# Exercise requirements:
Where a line below holds the string "кампании", copy that line.

# Data to process:
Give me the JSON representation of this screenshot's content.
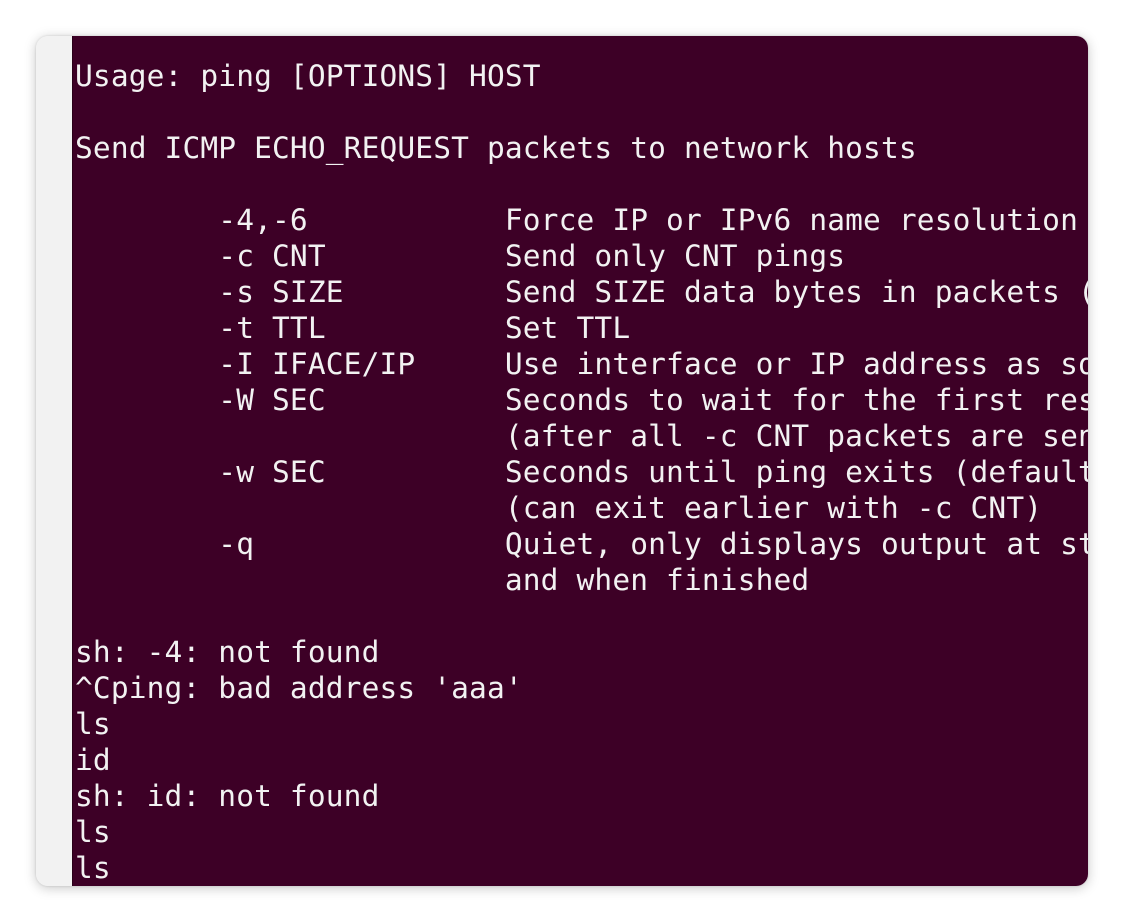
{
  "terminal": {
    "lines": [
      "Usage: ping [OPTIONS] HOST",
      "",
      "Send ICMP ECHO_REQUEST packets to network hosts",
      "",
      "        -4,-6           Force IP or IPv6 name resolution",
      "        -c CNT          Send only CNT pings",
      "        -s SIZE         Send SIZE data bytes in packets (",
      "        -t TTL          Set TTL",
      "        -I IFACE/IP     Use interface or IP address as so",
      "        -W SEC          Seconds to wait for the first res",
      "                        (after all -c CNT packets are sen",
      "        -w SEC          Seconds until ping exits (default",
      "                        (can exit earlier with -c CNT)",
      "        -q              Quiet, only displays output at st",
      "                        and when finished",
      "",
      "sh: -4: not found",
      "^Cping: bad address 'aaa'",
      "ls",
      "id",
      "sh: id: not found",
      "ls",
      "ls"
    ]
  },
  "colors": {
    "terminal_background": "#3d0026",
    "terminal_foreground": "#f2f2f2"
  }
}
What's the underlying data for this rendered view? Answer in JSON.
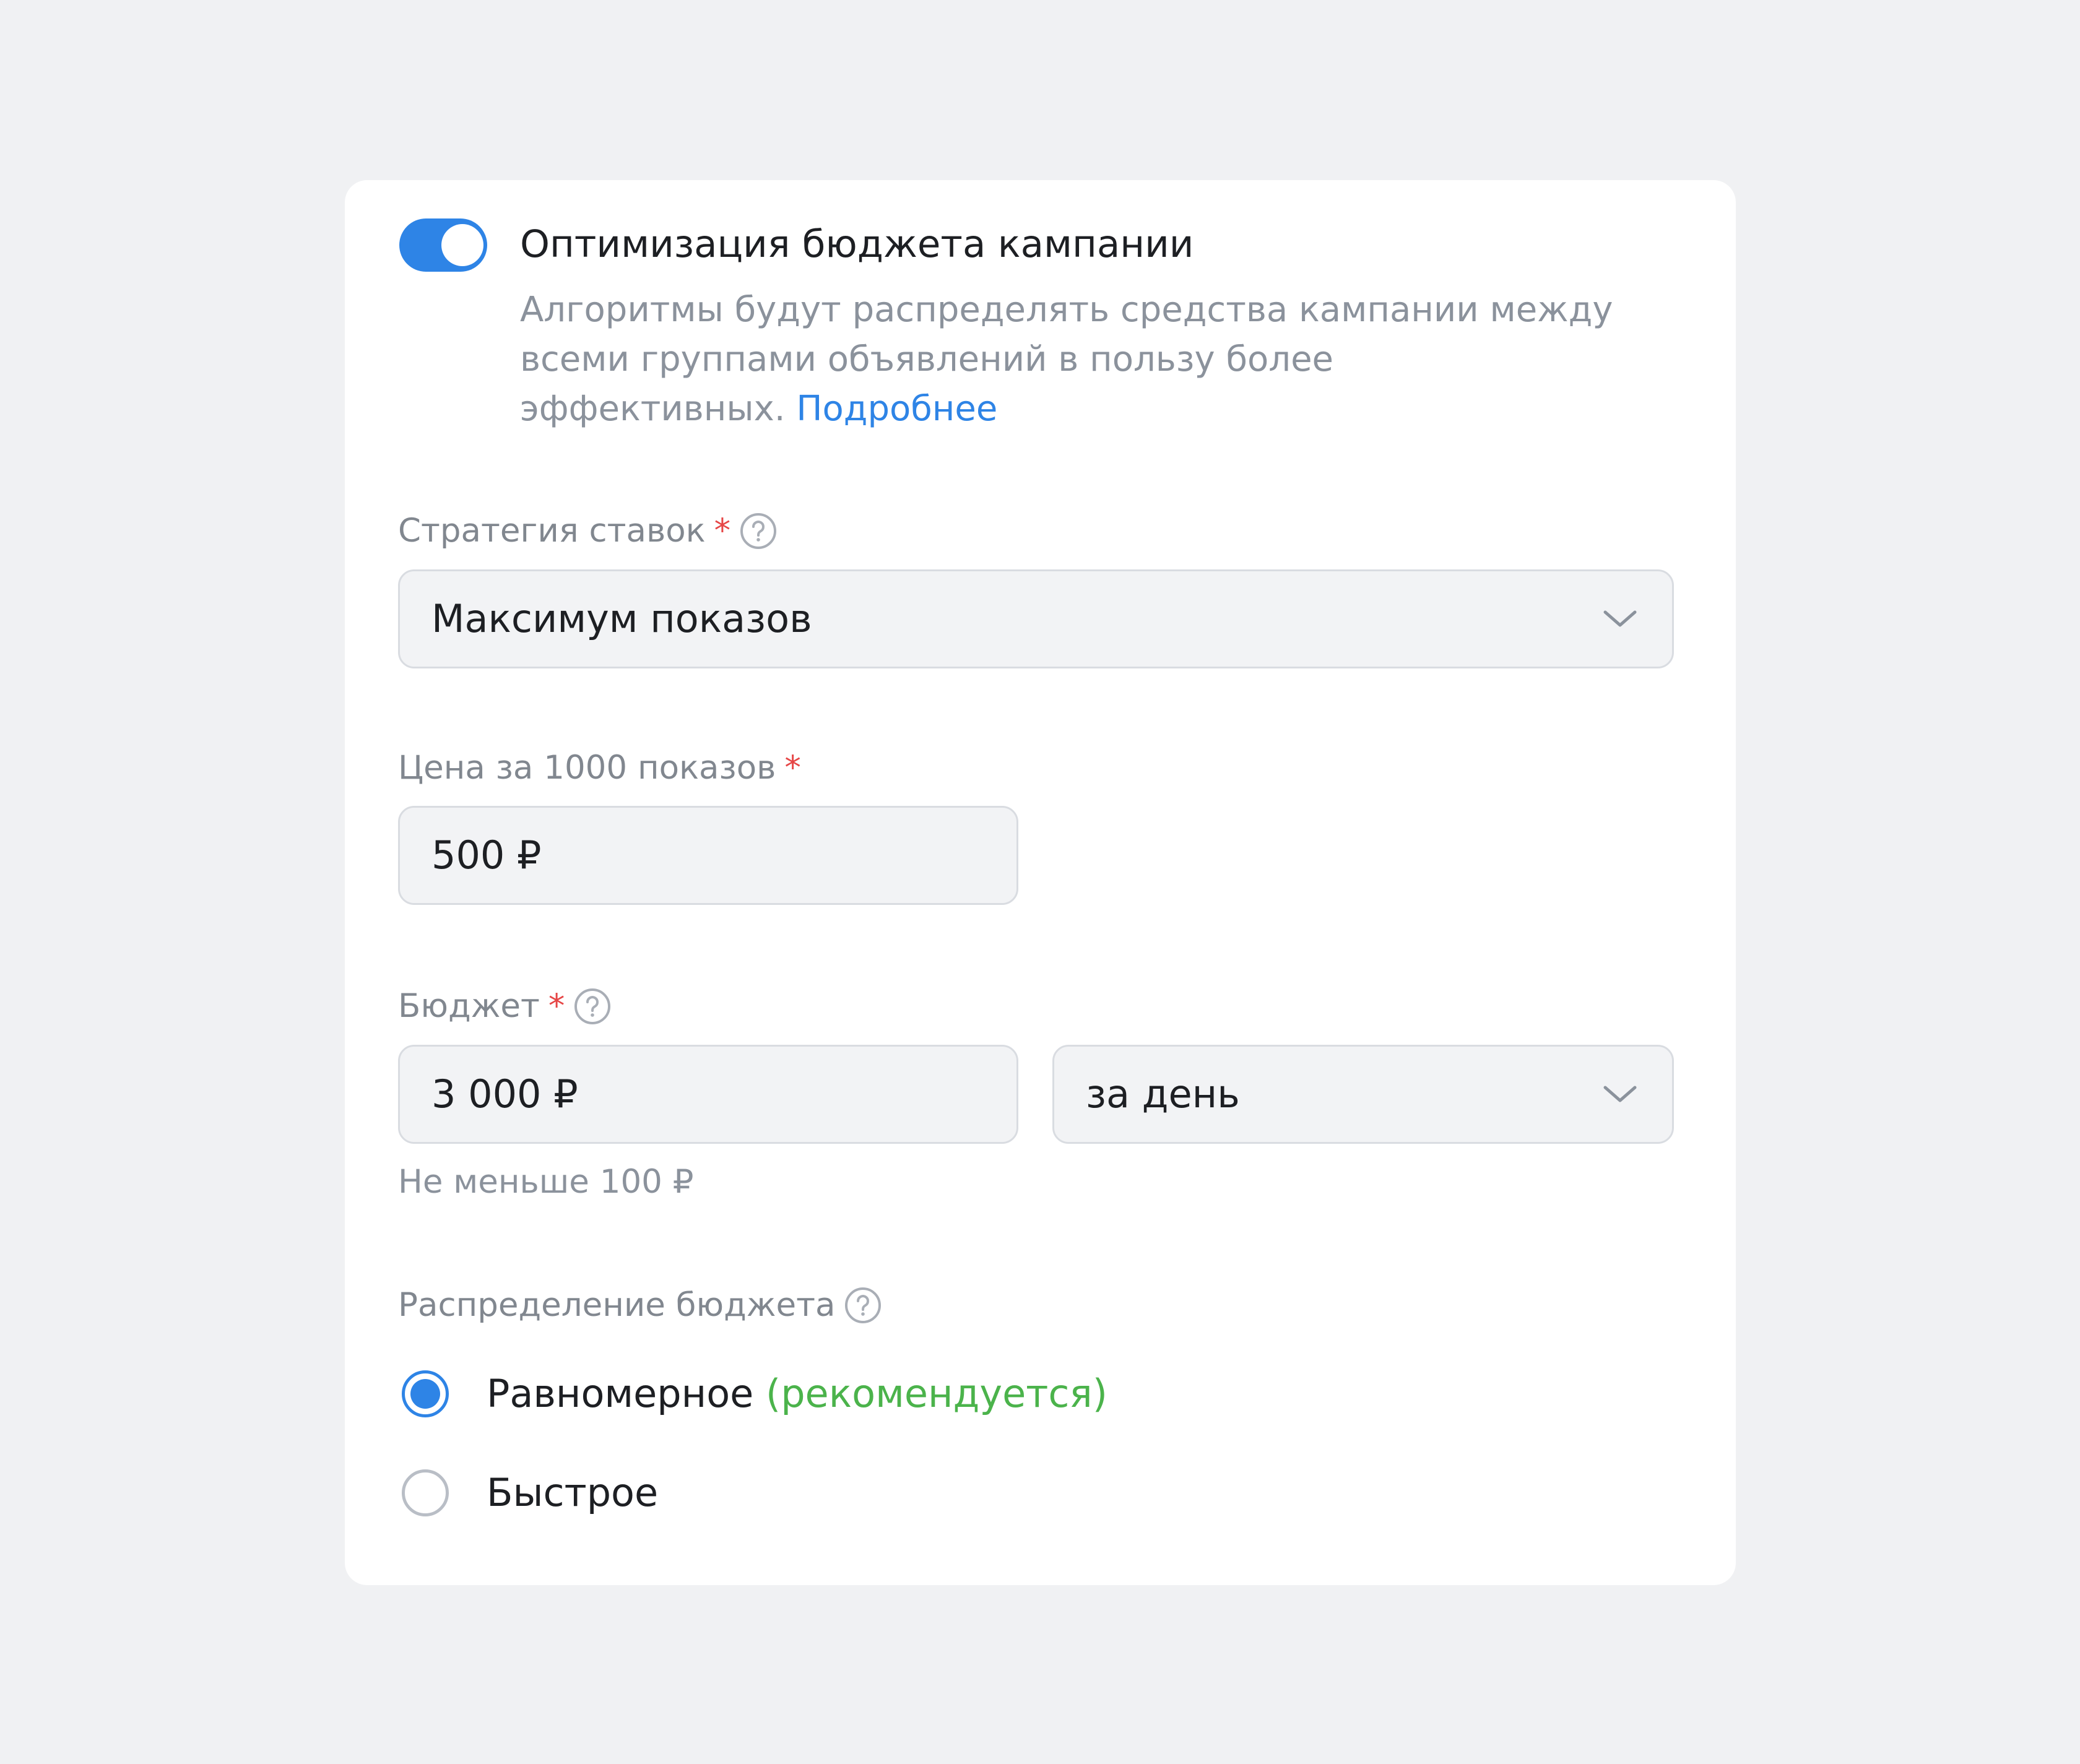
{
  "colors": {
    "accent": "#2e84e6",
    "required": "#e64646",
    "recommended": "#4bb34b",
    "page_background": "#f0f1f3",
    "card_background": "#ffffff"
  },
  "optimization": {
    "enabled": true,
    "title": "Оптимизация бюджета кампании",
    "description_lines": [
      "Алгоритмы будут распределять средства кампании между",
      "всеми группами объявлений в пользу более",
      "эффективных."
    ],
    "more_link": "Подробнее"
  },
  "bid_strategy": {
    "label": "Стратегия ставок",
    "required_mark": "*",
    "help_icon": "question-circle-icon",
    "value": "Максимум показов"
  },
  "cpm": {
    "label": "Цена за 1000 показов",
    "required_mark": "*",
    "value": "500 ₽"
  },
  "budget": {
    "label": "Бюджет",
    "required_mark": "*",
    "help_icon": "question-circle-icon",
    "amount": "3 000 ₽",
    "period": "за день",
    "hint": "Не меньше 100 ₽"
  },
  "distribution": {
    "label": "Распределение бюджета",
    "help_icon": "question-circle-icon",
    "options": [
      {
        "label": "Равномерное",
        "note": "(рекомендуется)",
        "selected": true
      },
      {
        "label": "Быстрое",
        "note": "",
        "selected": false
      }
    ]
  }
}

# Response to the task:
    "title": "Оптимизация бюджета кампании",
      "Алгоритмы будут распределять средства кампании между",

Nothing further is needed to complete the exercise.